** Given request **
Lines containing the word "plus" are to be located and copied.

** Data provided **
☆ ☆ ☆

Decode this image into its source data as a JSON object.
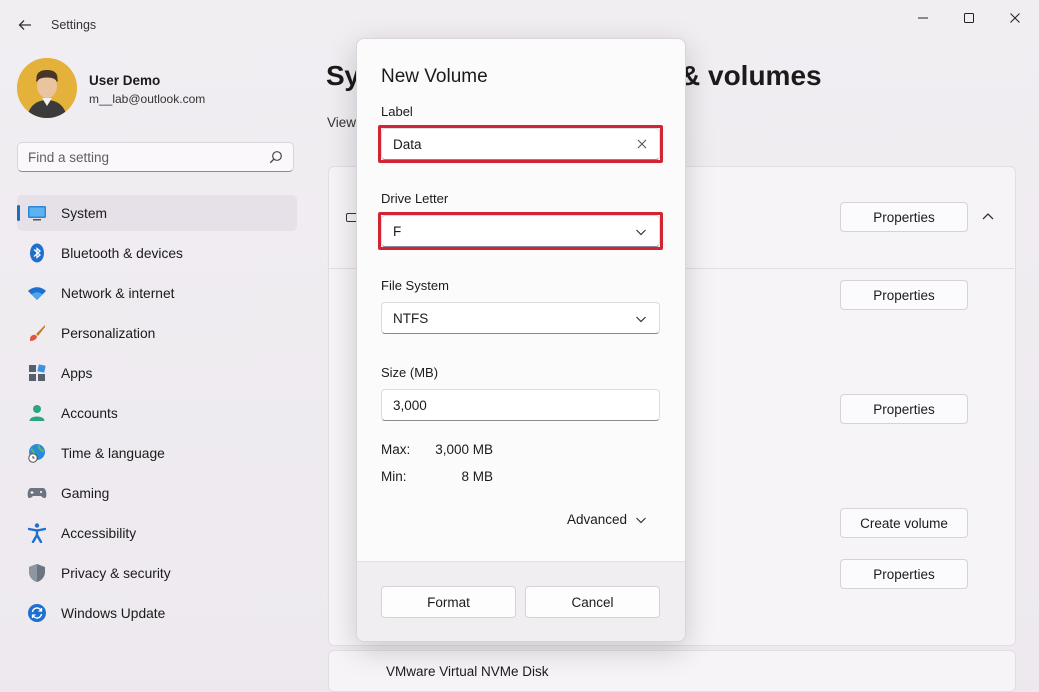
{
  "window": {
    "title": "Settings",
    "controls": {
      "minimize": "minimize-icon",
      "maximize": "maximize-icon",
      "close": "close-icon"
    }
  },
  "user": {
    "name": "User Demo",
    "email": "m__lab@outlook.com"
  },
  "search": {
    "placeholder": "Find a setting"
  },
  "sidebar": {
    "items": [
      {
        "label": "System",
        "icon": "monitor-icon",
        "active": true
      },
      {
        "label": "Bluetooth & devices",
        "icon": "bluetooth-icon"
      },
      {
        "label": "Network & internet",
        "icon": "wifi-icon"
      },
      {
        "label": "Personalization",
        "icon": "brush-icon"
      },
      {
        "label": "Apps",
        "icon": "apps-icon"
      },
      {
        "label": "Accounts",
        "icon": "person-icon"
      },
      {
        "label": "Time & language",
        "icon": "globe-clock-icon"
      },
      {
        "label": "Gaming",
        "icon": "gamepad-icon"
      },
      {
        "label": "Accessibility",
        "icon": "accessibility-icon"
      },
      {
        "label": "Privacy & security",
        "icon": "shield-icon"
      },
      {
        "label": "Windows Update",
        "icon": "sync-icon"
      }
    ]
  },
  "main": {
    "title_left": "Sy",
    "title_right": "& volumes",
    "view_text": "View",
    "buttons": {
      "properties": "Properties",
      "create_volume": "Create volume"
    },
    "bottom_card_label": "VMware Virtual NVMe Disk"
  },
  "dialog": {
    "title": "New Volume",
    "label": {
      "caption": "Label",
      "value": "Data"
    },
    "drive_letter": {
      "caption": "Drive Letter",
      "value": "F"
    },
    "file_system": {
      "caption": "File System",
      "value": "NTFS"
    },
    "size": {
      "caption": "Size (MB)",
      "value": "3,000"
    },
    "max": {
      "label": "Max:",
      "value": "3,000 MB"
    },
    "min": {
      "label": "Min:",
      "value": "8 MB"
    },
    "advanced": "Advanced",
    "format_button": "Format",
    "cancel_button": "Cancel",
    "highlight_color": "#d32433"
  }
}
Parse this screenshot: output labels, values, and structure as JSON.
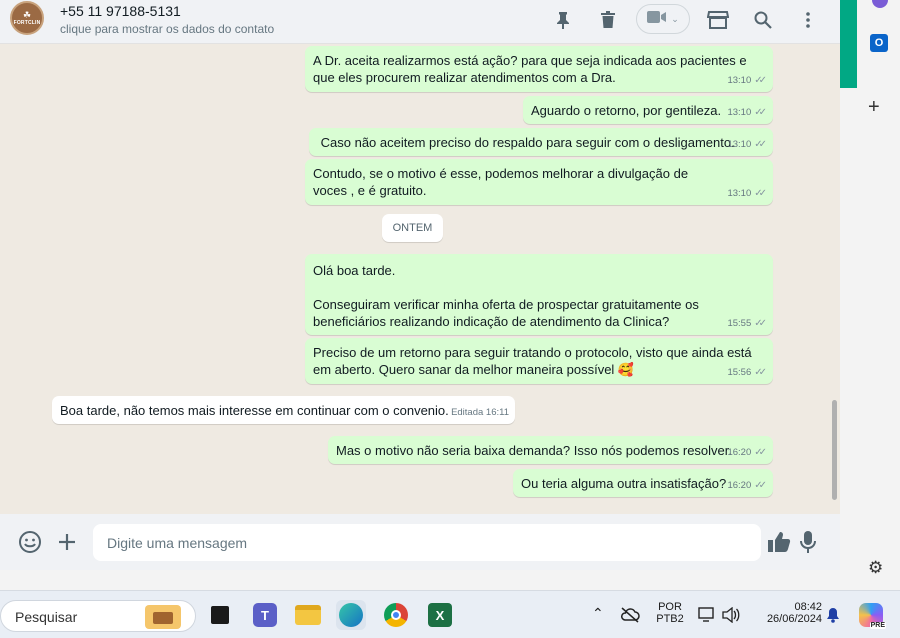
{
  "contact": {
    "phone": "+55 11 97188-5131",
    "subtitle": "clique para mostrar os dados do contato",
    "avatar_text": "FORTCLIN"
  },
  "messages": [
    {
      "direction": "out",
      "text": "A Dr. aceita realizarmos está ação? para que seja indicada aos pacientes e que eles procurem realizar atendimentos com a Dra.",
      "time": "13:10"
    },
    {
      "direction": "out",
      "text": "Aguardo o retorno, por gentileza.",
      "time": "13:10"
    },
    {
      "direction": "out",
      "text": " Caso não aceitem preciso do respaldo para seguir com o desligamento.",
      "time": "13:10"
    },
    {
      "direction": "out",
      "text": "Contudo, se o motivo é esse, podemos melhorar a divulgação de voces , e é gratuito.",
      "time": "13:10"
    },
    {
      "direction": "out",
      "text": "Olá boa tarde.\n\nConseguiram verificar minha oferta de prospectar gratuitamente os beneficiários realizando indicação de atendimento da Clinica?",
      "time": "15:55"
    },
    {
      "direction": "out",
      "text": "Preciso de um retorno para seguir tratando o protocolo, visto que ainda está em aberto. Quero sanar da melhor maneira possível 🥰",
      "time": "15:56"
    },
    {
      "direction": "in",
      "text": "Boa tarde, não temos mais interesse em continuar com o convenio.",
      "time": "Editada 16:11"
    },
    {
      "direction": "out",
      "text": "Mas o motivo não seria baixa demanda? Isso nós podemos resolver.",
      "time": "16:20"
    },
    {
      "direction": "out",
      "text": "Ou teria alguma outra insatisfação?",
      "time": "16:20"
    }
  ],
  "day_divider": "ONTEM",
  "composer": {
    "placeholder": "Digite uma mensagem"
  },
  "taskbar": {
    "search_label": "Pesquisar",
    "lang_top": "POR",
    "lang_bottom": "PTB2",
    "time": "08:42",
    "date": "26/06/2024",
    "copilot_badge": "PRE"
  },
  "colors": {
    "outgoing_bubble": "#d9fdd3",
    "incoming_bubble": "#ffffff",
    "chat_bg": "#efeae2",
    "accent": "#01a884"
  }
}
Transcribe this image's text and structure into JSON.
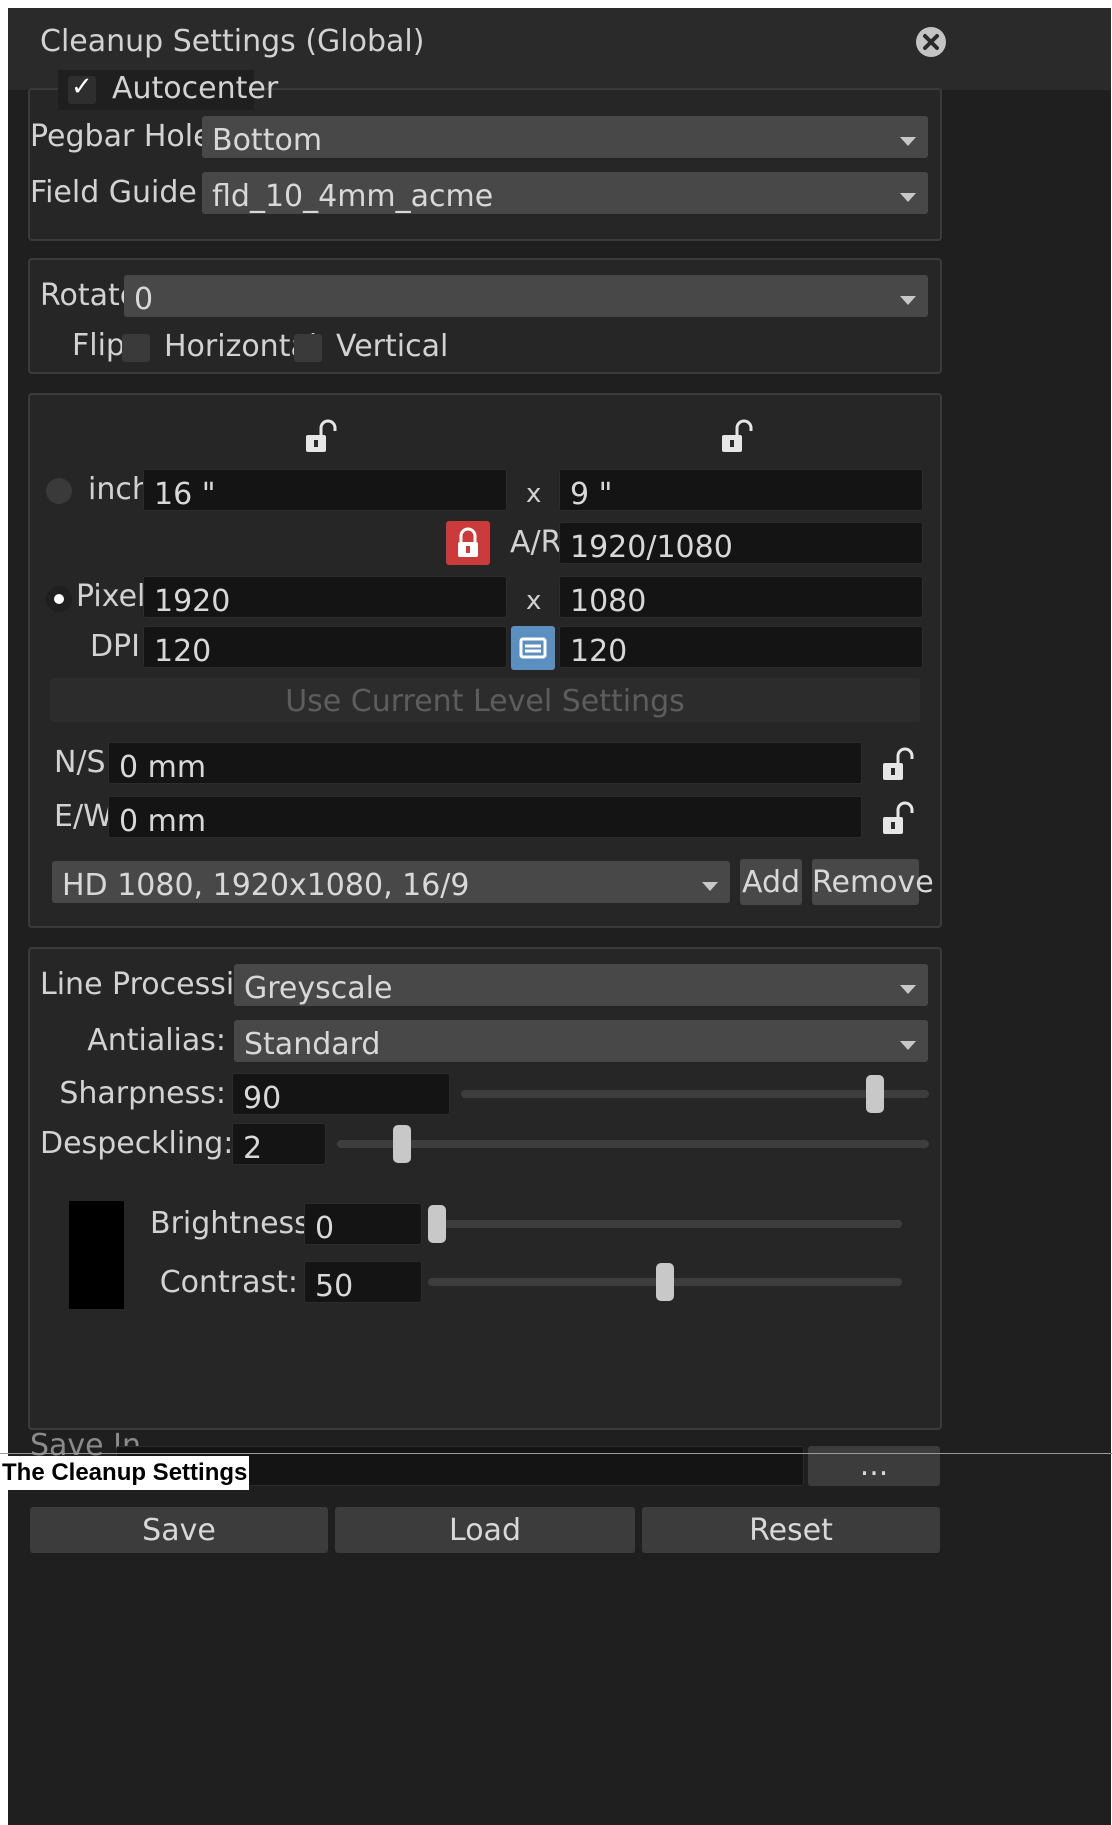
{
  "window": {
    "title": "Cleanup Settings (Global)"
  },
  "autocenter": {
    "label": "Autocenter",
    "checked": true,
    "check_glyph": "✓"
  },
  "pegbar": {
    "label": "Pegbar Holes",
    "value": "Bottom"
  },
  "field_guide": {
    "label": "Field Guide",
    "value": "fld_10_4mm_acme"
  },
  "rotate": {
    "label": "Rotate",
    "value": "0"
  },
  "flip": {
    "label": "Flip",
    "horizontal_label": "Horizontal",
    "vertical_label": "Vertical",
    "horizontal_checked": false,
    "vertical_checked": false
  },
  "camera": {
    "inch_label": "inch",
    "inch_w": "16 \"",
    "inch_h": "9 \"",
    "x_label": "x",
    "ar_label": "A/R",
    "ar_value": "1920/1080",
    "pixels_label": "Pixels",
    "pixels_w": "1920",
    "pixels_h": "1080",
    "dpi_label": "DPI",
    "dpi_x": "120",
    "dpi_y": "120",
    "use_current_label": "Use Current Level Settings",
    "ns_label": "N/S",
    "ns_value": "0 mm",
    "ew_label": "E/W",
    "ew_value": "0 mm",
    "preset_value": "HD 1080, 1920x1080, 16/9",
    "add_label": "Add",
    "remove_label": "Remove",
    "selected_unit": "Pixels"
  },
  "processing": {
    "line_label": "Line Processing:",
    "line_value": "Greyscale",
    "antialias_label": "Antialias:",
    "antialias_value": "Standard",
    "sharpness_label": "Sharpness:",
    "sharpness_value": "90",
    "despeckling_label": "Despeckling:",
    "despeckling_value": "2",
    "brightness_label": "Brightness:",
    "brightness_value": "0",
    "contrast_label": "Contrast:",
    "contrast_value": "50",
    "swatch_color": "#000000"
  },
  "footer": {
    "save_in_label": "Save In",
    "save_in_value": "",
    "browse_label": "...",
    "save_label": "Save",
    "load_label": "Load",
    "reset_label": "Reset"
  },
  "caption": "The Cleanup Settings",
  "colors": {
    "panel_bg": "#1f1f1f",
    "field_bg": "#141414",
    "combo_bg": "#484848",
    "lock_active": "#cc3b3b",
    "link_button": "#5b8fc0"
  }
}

☆ ☆ ☆

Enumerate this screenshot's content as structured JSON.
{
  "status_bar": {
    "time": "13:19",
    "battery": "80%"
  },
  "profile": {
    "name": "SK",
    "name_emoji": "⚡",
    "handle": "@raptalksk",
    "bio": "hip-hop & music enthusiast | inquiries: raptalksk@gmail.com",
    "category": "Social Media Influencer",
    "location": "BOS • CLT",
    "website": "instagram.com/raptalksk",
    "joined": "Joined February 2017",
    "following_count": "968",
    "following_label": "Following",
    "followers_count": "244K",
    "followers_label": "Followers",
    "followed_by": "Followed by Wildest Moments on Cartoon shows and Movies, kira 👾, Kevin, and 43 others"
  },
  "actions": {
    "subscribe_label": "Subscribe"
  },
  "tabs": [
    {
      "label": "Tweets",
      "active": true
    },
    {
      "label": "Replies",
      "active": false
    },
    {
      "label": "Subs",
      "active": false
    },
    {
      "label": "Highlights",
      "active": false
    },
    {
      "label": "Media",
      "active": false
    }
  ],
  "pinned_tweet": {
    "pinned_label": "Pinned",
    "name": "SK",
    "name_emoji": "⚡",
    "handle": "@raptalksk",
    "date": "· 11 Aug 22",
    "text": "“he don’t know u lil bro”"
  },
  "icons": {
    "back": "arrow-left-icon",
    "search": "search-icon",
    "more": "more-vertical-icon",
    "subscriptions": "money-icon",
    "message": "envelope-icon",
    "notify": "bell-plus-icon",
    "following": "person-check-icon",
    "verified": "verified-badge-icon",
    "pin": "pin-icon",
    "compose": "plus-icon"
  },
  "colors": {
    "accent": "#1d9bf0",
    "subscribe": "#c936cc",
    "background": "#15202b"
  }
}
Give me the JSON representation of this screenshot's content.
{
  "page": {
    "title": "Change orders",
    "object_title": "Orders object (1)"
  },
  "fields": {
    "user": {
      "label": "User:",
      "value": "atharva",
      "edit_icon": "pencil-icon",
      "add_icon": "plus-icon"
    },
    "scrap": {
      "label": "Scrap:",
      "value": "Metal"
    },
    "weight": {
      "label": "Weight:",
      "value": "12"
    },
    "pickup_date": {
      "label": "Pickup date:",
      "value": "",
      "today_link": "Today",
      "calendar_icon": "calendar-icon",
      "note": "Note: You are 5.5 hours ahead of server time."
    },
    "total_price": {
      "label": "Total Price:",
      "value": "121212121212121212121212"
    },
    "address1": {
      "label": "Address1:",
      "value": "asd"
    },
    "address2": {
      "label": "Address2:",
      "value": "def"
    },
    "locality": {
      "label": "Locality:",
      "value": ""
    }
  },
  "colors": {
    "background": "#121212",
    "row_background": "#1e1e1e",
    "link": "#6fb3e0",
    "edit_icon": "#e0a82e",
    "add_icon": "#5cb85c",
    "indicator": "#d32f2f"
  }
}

☆ ☆ ☆

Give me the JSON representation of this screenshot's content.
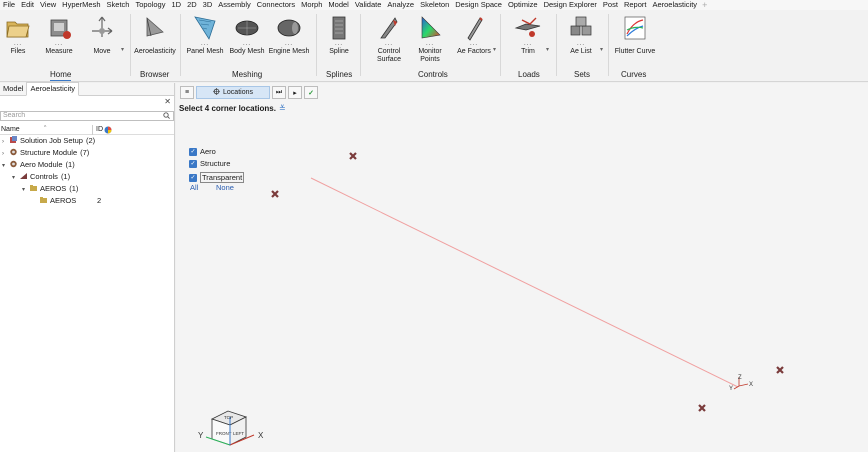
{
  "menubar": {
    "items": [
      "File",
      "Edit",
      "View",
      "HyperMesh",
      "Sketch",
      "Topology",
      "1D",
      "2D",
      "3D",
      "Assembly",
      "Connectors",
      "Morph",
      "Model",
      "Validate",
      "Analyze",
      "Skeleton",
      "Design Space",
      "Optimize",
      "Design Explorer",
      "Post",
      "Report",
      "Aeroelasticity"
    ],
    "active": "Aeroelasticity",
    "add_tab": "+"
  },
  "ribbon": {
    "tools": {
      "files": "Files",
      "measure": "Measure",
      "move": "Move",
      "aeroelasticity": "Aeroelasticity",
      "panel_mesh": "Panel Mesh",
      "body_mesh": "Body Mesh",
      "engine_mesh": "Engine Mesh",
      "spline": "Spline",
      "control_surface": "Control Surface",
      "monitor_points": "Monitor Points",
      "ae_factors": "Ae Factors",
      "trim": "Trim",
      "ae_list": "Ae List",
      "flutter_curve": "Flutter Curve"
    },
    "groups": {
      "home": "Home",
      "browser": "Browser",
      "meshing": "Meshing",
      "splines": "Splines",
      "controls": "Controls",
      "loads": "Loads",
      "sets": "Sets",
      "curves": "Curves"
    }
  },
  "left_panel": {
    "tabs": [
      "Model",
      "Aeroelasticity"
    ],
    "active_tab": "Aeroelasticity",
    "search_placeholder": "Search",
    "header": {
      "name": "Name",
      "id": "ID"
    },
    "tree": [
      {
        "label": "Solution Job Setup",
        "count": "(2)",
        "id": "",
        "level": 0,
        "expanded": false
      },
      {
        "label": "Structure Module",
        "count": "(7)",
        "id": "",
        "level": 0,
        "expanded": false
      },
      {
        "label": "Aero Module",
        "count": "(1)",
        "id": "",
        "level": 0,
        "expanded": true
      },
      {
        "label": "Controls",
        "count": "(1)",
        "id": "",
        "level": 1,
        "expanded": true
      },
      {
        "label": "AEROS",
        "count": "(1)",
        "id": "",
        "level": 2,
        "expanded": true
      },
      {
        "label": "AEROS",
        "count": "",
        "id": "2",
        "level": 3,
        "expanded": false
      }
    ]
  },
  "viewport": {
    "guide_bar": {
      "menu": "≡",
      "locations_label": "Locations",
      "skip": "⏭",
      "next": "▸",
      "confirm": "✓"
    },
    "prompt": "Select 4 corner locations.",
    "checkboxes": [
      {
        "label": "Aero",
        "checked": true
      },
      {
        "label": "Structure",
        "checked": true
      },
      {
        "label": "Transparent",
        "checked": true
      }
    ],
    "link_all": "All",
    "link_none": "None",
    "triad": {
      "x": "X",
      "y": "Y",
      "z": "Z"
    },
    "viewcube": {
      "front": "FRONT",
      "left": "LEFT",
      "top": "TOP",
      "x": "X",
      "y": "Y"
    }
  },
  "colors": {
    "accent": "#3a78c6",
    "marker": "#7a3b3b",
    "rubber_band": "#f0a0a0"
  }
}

☆ ☆ ☆

** Expected output **
    "notify": "bell-plus-icon",
    "compose": "plus-icon"
      "add_icon": "plus-icon"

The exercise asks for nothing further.